REQUIRED TASK: Quote all of the data that follows exactly as written, skipping the images.

--- start MATERIAL PROVIDED ---

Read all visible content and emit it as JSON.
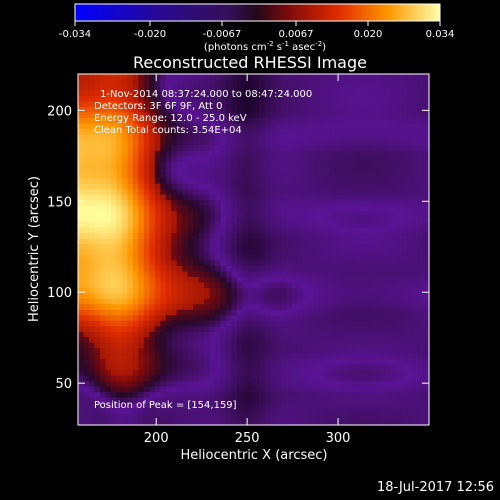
{
  "chart_data": {
    "type": "heatmap",
    "title": "Reconstructed RHESSI Image",
    "colorbar": {
      "ticks": [
        "-0.034",
        "-0.020",
        "-0.0067",
        "0.0067",
        "0.020",
        "0.034"
      ],
      "label_main": "(photons cm",
      "label_sup1": "-2",
      "label_mid1": " s",
      "label_sup2": "-1",
      "label_mid2": " asec",
      "label_sup3": "-2",
      "label_end": ")",
      "range": [
        -0.034,
        0.034
      ]
    },
    "xlabel": "Heliocentric X (arcsec)",
    "ylabel": "Heliocentric Y (arcsec)",
    "xticks": [
      200,
      250,
      300
    ],
    "yticks": [
      50,
      100,
      150,
      200
    ],
    "xlim": [
      157,
      350
    ],
    "ylim": [
      27,
      220
    ],
    "annotations": [
      "1-Nov-2014 08:37:24.000 to 08:47:24.000",
      "Detectors: 3F 6F 9F, Att 0",
      "Energy Range: 12.0 - 25.0 keV",
      "Clean    Total counts: 3.54E+04"
    ],
    "peak_label": "Position of Peak = [154,159]",
    "peak": [
      154,
      159
    ]
  },
  "timestamp": "18-Jul-2017 12:56"
}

--- end MATERIAL PROVIDED ---

REPLY TO THE TASK:
Read all visible content and emit it as JSON.
{
  "chart_data": {
    "type": "heatmap",
    "title": "Reconstructed RHESSI Image",
    "colorbar": {
      "ticks": [
        "-0.034",
        "-0.020",
        "-0.0067",
        "0.0067",
        "0.020",
        "0.034"
      ],
      "label_main": "(photons cm",
      "label_sup1": "-2",
      "label_mid1": " s",
      "label_sup2": "-1",
      "label_mid2": " asec",
      "label_sup3": "-2",
      "label_end": ")",
      "range": [
        -0.034,
        0.034
      ]
    },
    "xlabel": "Heliocentric X (arcsec)",
    "ylabel": "Heliocentric Y (arcsec)",
    "xticks": [
      200,
      250,
      300
    ],
    "yticks": [
      50,
      100,
      150,
      200
    ],
    "xlim": [
      157,
      350
    ],
    "ylim": [
      27,
      220
    ],
    "annotations": [
      "1-Nov-2014 08:37:24.000 to 08:47:24.000",
      "Detectors: 3F 6F 9F, Att 0",
      "Energy Range: 12.0 - 25.0 keV",
      "Clean    Total counts: 3.54E+04"
    ],
    "peak_label": "Position of Peak = [154,159]",
    "peak": [
      154,
      159
    ]
  },
  "timestamp": "18-Jul-2017 12:56"
}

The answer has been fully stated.